• _Description of the task_
Reproduce the listing that follows with no differences at all.

• _Part of a data file_
= = = =

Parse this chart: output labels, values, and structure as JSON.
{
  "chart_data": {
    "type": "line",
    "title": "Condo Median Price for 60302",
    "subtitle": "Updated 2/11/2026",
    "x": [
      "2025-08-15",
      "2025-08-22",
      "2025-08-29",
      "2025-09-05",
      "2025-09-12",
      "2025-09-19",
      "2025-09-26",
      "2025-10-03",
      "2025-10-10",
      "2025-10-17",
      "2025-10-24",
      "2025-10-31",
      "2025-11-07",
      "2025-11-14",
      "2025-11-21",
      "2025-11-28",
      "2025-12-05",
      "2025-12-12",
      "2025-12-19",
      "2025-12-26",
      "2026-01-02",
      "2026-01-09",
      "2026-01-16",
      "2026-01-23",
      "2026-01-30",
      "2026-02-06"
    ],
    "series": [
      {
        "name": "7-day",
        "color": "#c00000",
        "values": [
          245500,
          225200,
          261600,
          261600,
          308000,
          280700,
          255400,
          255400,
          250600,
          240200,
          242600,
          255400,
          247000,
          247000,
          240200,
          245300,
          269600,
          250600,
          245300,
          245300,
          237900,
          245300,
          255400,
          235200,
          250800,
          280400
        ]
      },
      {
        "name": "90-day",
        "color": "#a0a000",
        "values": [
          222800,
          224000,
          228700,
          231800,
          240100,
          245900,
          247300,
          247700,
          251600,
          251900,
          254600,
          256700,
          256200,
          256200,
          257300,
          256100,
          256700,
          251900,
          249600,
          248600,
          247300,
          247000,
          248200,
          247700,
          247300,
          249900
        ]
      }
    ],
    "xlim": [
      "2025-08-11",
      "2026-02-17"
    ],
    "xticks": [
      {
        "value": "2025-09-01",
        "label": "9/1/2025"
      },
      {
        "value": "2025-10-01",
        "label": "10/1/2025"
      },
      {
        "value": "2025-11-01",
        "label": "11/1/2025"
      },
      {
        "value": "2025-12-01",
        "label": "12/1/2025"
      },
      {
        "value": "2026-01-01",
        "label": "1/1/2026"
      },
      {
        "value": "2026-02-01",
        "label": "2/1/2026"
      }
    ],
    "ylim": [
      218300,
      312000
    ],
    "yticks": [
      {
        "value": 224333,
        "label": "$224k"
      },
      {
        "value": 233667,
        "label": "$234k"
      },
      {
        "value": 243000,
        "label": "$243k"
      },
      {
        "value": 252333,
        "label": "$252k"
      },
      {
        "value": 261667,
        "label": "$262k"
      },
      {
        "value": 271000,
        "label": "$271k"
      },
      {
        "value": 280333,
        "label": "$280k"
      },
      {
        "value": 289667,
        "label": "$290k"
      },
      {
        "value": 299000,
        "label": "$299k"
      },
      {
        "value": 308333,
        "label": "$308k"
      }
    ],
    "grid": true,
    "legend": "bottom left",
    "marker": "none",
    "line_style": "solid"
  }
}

= = = =

• _The solution_
Parse this chart: output labels, values, and structure as JSON.
{
  "chart_data": {
    "type": "line",
    "title": "Condo Median Price for 60302",
    "subtitle": "Updated 2/11/2026",
    "x": [
      "2025-08-15",
      "2025-08-22",
      "2025-08-29",
      "2025-09-05",
      "2025-09-12",
      "2025-09-19",
      "2025-09-26",
      "2025-10-03",
      "2025-10-10",
      "2025-10-17",
      "2025-10-24",
      "2025-10-31",
      "2025-11-07",
      "2025-11-14",
      "2025-11-21",
      "2025-11-28",
      "2025-12-05",
      "2025-12-12",
      "2025-12-19",
      "2025-12-26",
      "2026-01-02",
      "2026-01-09",
      "2026-01-16",
      "2026-01-23",
      "2026-01-30",
      "2026-02-06"
    ],
    "series": [
      {
        "name": "7-day",
        "color": "#c00000",
        "values": [
          245500,
          225200,
          261600,
          261600,
          308000,
          280700,
          255400,
          255400,
          250600,
          240200,
          242600,
          255400,
          247000,
          247000,
          240200,
          245300,
          269600,
          250600,
          245300,
          245300,
          237900,
          245300,
          255400,
          235200,
          250800,
          280400
        ]
      },
      {
        "name": "90-day",
        "color": "#a0a000",
        "values": [
          222800,
          224000,
          228700,
          231800,
          240100,
          245900,
          247300,
          247700,
          251600,
          251900,
          254600,
          256700,
          256200,
          256200,
          257300,
          256100,
          256700,
          251900,
          249600,
          248600,
          247300,
          247000,
          248200,
          247700,
          247300,
          249900
        ]
      }
    ],
    "xlim": [
      "2025-08-11",
      "2026-02-17"
    ],
    "xticks": [
      {
        "value": "2025-09-01",
        "label": "9/1/2025"
      },
      {
        "value": "2025-10-01",
        "label": "10/1/2025"
      },
      {
        "value": "2025-11-01",
        "label": "11/1/2025"
      },
      {
        "value": "2025-12-01",
        "label": "12/1/2025"
      },
      {
        "value": "2026-01-01",
        "label": "1/1/2026"
      },
      {
        "value": "2026-02-01",
        "label": "2/1/2026"
      }
    ],
    "ylim": [
      218300,
      312000
    ],
    "yticks": [
      {
        "value": 224333,
        "label": "$224k"
      },
      {
        "value": 233667,
        "label": "$234k"
      },
      {
        "value": 243000,
        "label": "$243k"
      },
      {
        "value": 252333,
        "label": "$252k"
      },
      {
        "value": 261667,
        "label": "$262k"
      },
      {
        "value": 271000,
        "label": "$271k"
      },
      {
        "value": 280333,
        "label": "$280k"
      },
      {
        "value": 289667,
        "label": "$290k"
      },
      {
        "value": 299000,
        "label": "$299k"
      },
      {
        "value": 308333,
        "label": "$308k"
      }
    ],
    "grid": true,
    "legend": "bottom left",
    "marker": "none",
    "line_style": "solid"
  }
}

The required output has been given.